All of the material should be reproduced exactly, with pictures left out.

* [Provided entries]:
=-=-=-=-=

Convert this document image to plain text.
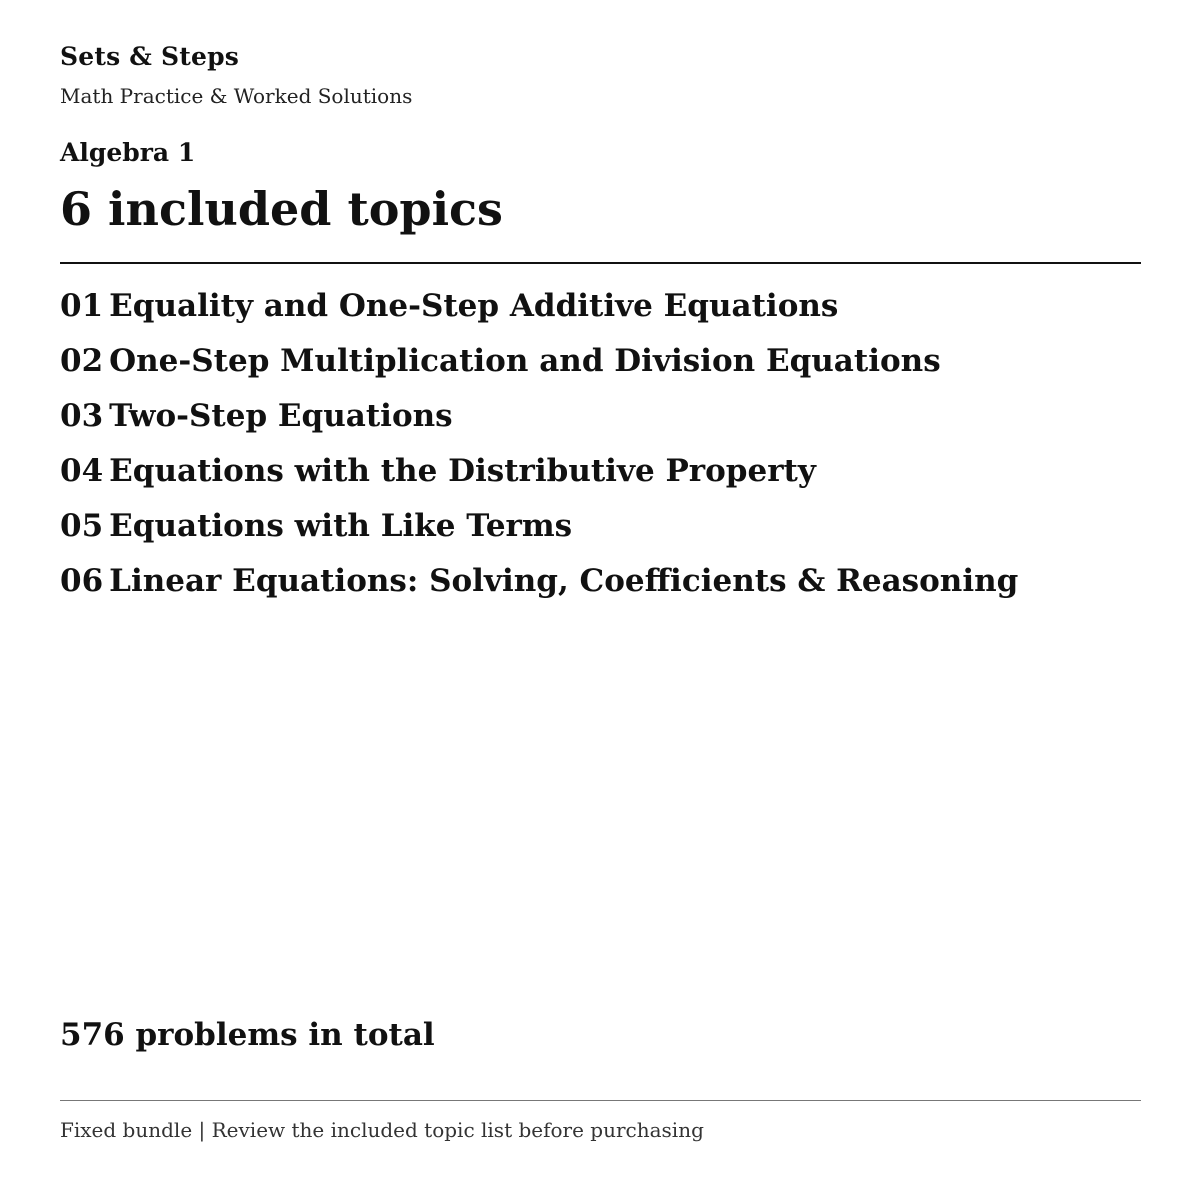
Sets & Steps
Math Practice & Worked Solutions
Algebra 1
6 included topics
01 Equality and One-Step Additive Equations
02 One-Step Multiplication and Division Equations
03 Two-Step Equations
04 Equations with the Distributive Property
05 Equations with Like Terms
06 Linear Equations: Solving, Coefficients & Reasoning
576 problems in total
Fixed bundle | Review the included topic list before purchasing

=-=-=-=-=

* [Worked solution]:
Convert this document image to plain text.
Sets & Steps
Math Practice & Worked Solutions
Algebra 1
6 included topics
01 Equality and One-Step Additive Equations
02 One-Step Multiplication and Division Equations
03 Two-Step Equations
04 Equations with the Distributive Property
05 Equations with Like Terms
06 Linear Equations: Solving, Coefficients & Reasoning
576 problems in total
Fixed bundle | Review the included topic list before purchasing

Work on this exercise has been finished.